[Extracted data entries]
**********

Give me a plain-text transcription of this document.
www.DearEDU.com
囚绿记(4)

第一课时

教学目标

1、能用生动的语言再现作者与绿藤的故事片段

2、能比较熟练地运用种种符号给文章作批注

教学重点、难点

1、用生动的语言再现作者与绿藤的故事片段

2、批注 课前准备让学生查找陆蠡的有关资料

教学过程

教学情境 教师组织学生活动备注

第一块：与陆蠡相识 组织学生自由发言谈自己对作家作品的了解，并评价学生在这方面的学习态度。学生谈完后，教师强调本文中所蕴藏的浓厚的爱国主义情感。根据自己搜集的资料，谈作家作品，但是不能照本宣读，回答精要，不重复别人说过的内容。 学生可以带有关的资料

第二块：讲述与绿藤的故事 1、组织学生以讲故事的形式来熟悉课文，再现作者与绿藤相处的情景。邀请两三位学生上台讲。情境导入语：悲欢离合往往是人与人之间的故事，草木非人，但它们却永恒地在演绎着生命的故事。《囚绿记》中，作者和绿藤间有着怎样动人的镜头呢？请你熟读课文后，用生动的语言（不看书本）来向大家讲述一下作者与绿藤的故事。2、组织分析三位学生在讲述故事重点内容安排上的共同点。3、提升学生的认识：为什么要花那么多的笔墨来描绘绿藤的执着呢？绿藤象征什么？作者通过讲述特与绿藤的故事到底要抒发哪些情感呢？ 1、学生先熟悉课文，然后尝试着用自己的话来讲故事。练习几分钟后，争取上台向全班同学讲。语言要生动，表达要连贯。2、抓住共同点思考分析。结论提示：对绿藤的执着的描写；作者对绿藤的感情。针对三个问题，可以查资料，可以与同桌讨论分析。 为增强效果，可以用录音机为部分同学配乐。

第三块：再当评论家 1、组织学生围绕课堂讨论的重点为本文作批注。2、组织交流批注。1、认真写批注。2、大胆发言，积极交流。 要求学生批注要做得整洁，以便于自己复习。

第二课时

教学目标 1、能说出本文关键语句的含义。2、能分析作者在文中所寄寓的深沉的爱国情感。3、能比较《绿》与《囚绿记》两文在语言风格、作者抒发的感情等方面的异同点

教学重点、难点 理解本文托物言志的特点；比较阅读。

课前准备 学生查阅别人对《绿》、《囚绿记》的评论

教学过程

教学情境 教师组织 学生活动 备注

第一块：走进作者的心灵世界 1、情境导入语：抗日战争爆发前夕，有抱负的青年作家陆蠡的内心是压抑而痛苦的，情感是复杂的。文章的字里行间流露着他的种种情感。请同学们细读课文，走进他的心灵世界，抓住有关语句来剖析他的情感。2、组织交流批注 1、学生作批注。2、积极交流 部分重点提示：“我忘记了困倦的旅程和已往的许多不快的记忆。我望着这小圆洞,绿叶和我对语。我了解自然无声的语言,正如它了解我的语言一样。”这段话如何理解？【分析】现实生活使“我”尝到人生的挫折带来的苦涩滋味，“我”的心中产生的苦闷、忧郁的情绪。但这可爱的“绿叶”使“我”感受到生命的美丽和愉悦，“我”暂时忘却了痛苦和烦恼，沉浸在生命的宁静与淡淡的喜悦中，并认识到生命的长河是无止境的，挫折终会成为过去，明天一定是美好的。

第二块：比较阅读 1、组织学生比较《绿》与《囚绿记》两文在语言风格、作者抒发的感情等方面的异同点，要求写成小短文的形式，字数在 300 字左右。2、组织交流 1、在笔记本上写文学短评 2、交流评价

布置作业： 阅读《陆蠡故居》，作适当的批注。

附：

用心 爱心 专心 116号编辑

**********

Problem statement ->
Write out the material exactly as given.

Exercise result ->
Give me a plain-text transcription of this document.
www.DearEDU.com
囚绿记(4)

第一课时

教学目标

1、能用生动的语言再现作者与绿藤的故事片段

2、能比较熟练地运用种种符号给文章作批注

教学重点、难点

1、用生动的语言再现作者与绿藤的故事片段

2、批注 课前准备让学生查找陆蠡的有关资料

教学过程

教学情境 教师组织学生活动备注

第一块：与陆蠡相识 组织学生自由发言谈自己对作家作品的了解，并评价学生在这方面的学习态度。学生谈完后，教师强调本文中所蕴藏的浓厚的爱国主义情感。根据自己搜集的资料，谈作家作品，但是不能照本宣读，回答精要，不重复别人说过的内容。 学生可以带有关的资料

第二块：讲述与绿藤的故事 1、组织学生以讲故事的形式来熟悉课文，再现作者与绿藤相处的情景。邀请两三位学生上台讲。情境导入语：悲欢离合往往是人与人之间的故事，草木非人，但它们却永恒地在演绎着生命的故事。《囚绿记》中，作者和绿藤间有着怎样动人的镜头呢？请你熟读课文后，用生动的语言（不看书本）来向大家讲述一下作者与绿藤的故事。2、组织分析三位学生在讲述故事重点内容安排上的共同点。3、提升学生的认识：为什么要花那么多的笔墨来描绘绿藤的执着呢？绿藤象征什么？作者通过讲述特与绿藤的故事到底要抒发哪些情感呢？ 1、学生先熟悉课文，然后尝试着用自己的话来讲故事。练习几分钟后，争取上台向全班同学讲。语言要生动，表达要连贯。2、抓住共同点思考分析。结论提示：对绿藤的执着的描写；作者对绿藤的感情。针对三个问题，可以查资料，可以与同桌讨论分析。 为增强效果，可以用录音机为部分同学配乐。

第三块：再当评论家 1、组织学生围绕课堂讨论的重点为本文作批注。2、组织交流批注。1、认真写批注。2、大胆发言，积极交流。 要求学生批注要做得整洁，以便于自己复习。

第二课时

教学目标 1、能说出本文关键语句的含义。2、能分析作者在文中所寄寓的深沉的爱国情感。3、能比较《绿》与《囚绿记》两文在语言风格、作者抒发的感情等方面的异同点

教学重点、难点 理解本文托物言志的特点；比较阅读。

课前准备 学生查阅别人对《绿》、《囚绿记》的评论

教学过程

教学情境 教师组织 学生活动 备注

第一块：走进作者的心灵世界 1、情境导入语：抗日战争爆发前夕，有抱负的青年作家陆蠡的内心是压抑而痛苦的，情感是复杂的。文章的字里行间流露着他的种种情感。请同学们细读课文，走进他的心灵世界，抓住有关语句来剖析他的情感。2、组织交流批注 1、学生作批注。2、积极交流 部分重点提示：“我忘记了困倦的旅程和已往的许多不快的记忆。我望着这小圆洞,绿叶和我对语。我了解自然无声的语言,正如它了解我的语言一样。”这段话如何理解？【分析】现实生活使“我”尝到人生的挫折带来的苦涩滋味，“我”的心中产生的苦闷、忧郁的情绪。但这可爱的“绿叶”使“我”感受到生命的美丽和愉悦，“我”暂时忘却了痛苦和烦恼，沉浸在生命的宁静与淡淡的喜悦中，并认识到生命的长河是无止境的，挫折终会成为过去，明天一定是美好的。

第二块：比较阅读 1、组织学生比较《绿》与《囚绿记》两文在语言风格、作者抒发的感情等方面的异同点，要求写成小短文的形式，字数在 300 字左右。2、组织交流 1、在笔记本上写文学短评 2、交流评价

布置作业： 阅读《陆蠡故居》，作适当的批注。

附：

用心 爱心 专心 116号编辑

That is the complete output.